### JOB
Can you reproduce these records verbatim, every line and character unchanged?

******************************

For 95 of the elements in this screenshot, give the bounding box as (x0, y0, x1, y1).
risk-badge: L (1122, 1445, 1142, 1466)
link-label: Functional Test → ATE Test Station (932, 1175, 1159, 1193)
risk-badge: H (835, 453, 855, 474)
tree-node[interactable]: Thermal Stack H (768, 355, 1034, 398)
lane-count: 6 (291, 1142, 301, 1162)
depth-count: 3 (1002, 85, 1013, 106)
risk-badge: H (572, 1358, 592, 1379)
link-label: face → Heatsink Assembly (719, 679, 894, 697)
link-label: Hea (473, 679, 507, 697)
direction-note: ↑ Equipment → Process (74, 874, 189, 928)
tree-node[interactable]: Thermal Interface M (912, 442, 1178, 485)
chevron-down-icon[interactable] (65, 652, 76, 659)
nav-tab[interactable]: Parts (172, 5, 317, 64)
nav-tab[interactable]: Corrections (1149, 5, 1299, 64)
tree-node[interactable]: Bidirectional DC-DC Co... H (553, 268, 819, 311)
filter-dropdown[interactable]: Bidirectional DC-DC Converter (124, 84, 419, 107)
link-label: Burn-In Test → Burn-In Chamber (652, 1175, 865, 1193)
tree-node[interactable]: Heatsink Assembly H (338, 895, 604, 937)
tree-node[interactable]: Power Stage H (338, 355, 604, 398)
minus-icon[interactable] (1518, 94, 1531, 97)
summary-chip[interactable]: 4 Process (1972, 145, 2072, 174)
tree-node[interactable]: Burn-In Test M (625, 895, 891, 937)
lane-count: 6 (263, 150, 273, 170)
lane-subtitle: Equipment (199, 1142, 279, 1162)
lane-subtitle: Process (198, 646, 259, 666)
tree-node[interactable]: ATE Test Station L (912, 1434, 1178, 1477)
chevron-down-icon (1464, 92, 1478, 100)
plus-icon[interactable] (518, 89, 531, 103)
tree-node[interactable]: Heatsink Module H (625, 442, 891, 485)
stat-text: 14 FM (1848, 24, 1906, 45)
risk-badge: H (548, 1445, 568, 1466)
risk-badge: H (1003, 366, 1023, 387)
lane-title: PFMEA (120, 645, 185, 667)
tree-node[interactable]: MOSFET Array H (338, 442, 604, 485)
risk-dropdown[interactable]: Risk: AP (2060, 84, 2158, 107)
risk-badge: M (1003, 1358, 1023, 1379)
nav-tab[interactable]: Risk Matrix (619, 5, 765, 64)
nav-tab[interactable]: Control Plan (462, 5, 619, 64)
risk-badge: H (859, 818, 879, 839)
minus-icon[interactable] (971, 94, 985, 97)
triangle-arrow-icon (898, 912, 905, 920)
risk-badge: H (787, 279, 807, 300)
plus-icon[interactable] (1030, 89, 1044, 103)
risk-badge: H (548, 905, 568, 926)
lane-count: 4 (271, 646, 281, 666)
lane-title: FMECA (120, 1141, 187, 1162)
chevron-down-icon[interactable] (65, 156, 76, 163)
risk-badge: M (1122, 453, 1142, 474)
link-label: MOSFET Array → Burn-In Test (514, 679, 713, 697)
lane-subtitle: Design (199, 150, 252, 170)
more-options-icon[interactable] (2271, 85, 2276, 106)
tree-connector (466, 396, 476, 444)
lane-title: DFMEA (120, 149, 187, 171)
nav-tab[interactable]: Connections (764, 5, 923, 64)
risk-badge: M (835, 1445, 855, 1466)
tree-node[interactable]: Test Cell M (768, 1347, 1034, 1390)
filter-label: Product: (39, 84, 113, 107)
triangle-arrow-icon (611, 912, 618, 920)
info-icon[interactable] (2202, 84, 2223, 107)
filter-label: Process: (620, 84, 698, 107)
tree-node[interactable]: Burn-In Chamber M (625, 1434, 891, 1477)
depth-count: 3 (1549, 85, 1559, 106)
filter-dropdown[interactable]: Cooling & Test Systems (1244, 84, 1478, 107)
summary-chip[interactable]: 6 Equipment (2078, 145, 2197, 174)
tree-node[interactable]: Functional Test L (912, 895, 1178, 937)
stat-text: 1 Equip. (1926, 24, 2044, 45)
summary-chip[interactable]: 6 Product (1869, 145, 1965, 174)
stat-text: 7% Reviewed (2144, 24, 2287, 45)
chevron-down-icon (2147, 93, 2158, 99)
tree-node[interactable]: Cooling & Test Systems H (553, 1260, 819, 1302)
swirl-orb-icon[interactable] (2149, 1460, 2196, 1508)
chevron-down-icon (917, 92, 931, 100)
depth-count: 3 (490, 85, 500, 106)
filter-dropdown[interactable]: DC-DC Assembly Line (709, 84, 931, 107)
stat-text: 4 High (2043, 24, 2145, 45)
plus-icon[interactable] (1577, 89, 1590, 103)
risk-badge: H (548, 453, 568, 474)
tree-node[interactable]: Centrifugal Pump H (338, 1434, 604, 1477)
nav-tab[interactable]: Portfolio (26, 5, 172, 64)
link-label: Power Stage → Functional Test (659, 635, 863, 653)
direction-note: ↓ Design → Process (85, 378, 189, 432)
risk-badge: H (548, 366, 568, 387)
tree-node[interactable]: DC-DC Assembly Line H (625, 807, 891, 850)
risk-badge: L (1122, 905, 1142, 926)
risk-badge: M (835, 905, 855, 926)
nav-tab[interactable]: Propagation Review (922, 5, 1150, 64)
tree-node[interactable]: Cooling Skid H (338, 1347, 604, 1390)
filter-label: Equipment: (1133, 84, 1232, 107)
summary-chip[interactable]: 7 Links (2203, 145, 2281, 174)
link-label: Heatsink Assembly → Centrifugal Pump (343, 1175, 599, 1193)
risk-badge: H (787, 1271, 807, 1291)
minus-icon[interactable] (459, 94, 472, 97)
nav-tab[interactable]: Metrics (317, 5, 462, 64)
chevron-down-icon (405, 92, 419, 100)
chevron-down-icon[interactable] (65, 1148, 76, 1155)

******************************

### RESULT BELOW
For 95 of the elements in this screenshot, give the bounding box as (x0, y0, x1, y1).
risk-badge: L (1122, 1445, 1142, 1466)
link-label: Functional Test → ATE Test Station (932, 1175, 1159, 1193)
risk-badge: H (835, 453, 855, 474)
tree-node[interactable]: Thermal Stack H (768, 355, 1034, 398)
lane-count: 6 (291, 1142, 301, 1162)
depth-count: 3 (1002, 85, 1013, 106)
risk-badge: H (572, 1358, 592, 1379)
link-label: face → Heatsink Assembly (719, 679, 894, 697)
link-label: Hea (473, 679, 507, 697)
direction-note: ↑ Equipment → Process (74, 874, 189, 928)
tree-node[interactable]: Thermal Interface M (912, 442, 1178, 485)
chevron-down-icon[interactable] (65, 652, 76, 659)
nav-tab[interactable]: Parts (172, 5, 317, 64)
nav-tab[interactable]: Corrections (1149, 5, 1299, 64)
tree-node[interactable]: Bidirectional DC-DC Co... H (553, 268, 819, 311)
filter-dropdown[interactable]: Bidirectional DC-DC Converter (124, 84, 419, 107)
link-label: Burn-In Test → Burn-In Chamber (652, 1175, 865, 1193)
tree-node[interactable]: Heatsink Assembly H (338, 895, 604, 937)
tree-node[interactable]: Power Stage H (338, 355, 604, 398)
minus-icon[interactable] (1518, 94, 1531, 97)
summary-chip[interactable]: 4 Process (1972, 145, 2072, 174)
tree-node[interactable]: Burn-In Test M (625, 895, 891, 937)
lane-count: 6 (263, 150, 273, 170)
lane-subtitle: Equipment (199, 1142, 279, 1162)
lane-subtitle: Process (198, 646, 259, 666)
tree-node[interactable]: ATE Test Station L (912, 1434, 1178, 1477)
chevron-down-icon (1464, 92, 1478, 100)
plus-icon[interactable] (518, 89, 531, 103)
tree-node[interactable]: Heatsink Module H (625, 442, 891, 485)
stat-text: 14 FM (1848, 24, 1906, 45)
risk-badge: H (548, 1445, 568, 1466)
risk-badge: H (1003, 366, 1023, 387)
lane-title: PFMEA (120, 645, 185, 667)
tree-node[interactable]: MOSFET Array H (338, 442, 604, 485)
risk-dropdown[interactable]: Risk: AP (2060, 84, 2158, 107)
risk-badge: M (1003, 1358, 1023, 1379)
nav-tab[interactable]: Risk Matrix (619, 5, 765, 64)
nav-tab[interactable]: Control Plan (462, 5, 619, 64)
risk-badge: H (859, 818, 879, 839)
minus-icon[interactable] (971, 94, 985, 97)
triangle-arrow-icon (898, 912, 905, 920)
risk-badge: H (787, 279, 807, 300)
plus-icon[interactable] (1030, 89, 1044, 103)
risk-badge: H (548, 905, 568, 926)
lane-count: 4 (271, 646, 281, 666)
lane-title: FMECA (120, 1141, 187, 1162)
chevron-down-icon[interactable] (65, 156, 76, 163)
risk-badge: M (1122, 453, 1142, 474)
link-label: MOSFET Array → Burn-In Test (514, 679, 713, 697)
lane-subtitle: Design (199, 150, 252, 170)
more-options-icon[interactable] (2271, 85, 2276, 106)
tree-connector (466, 396, 476, 444)
lane-title: DFMEA (120, 149, 187, 171)
nav-tab[interactable]: Connections (764, 5, 923, 64)
risk-badge: M (835, 1445, 855, 1466)
tree-node[interactable]: Test Cell M (768, 1347, 1034, 1390)
filter-label: Product: (39, 84, 113, 107)
triangle-arrow-icon (611, 912, 618, 920)
info-icon[interactable] (2202, 84, 2223, 107)
filter-label: Process: (620, 84, 698, 107)
tree-node[interactable]: Burn-In Chamber M (625, 1434, 891, 1477)
depth-count: 3 (1549, 85, 1559, 106)
filter-dropdown[interactable]: Cooling & Test Systems (1244, 84, 1478, 107)
summary-chip[interactable]: 6 Equipment (2078, 145, 2197, 174)
tree-node[interactable]: Functional Test L (912, 895, 1178, 937)
stat-text: 1 Equip. (1926, 24, 2044, 45)
summary-chip[interactable]: 6 Product (1869, 145, 1965, 174)
stat-text: 7% Reviewed (2144, 24, 2287, 45)
chevron-down-icon (2147, 93, 2158, 99)
tree-node[interactable]: Cooling & Test Systems H (553, 1260, 819, 1302)
swirl-orb-icon[interactable] (2149, 1460, 2196, 1508)
chevron-down-icon (917, 92, 931, 100)
depth-count: 3 (490, 85, 500, 106)
filter-dropdown[interactable]: DC-DC Assembly Line (709, 84, 931, 107)
stat-text: 4 High (2043, 24, 2145, 45)
plus-icon[interactable] (1577, 89, 1590, 103)
risk-badge: H (548, 453, 568, 474)
tree-node[interactable]: Centrifugal Pump H (338, 1434, 604, 1477)
nav-tab[interactable]: Portfolio (26, 5, 172, 64)
link-label: Power Stage → Functional Test (659, 635, 863, 653)
direction-note: ↓ Design → Process (85, 378, 189, 432)
risk-badge: H (548, 366, 568, 387)
tree-node[interactable]: DC-DC Assembly Line H (625, 807, 891, 850)
risk-badge: L (1122, 905, 1142, 926)
risk-badge: M (835, 905, 855, 926)
nav-tab[interactable]: Propagation Review (922, 5, 1150, 64)
tree-node[interactable]: Cooling Skid H (338, 1347, 604, 1390)
filter-label: Equipment: (1133, 84, 1232, 107)
summary-chip[interactable]: 7 Links (2203, 145, 2281, 174)
link-label: Heatsink Assembly → Centrifugal Pump (343, 1175, 599, 1193)
risk-badge: H (787, 1271, 807, 1291)
minus-icon[interactable] (459, 94, 472, 97)
nav-tab[interactable]: Metrics (317, 5, 462, 64)
chevron-down-icon (405, 92, 419, 100)
chevron-down-icon[interactable] (65, 1148, 76, 1155)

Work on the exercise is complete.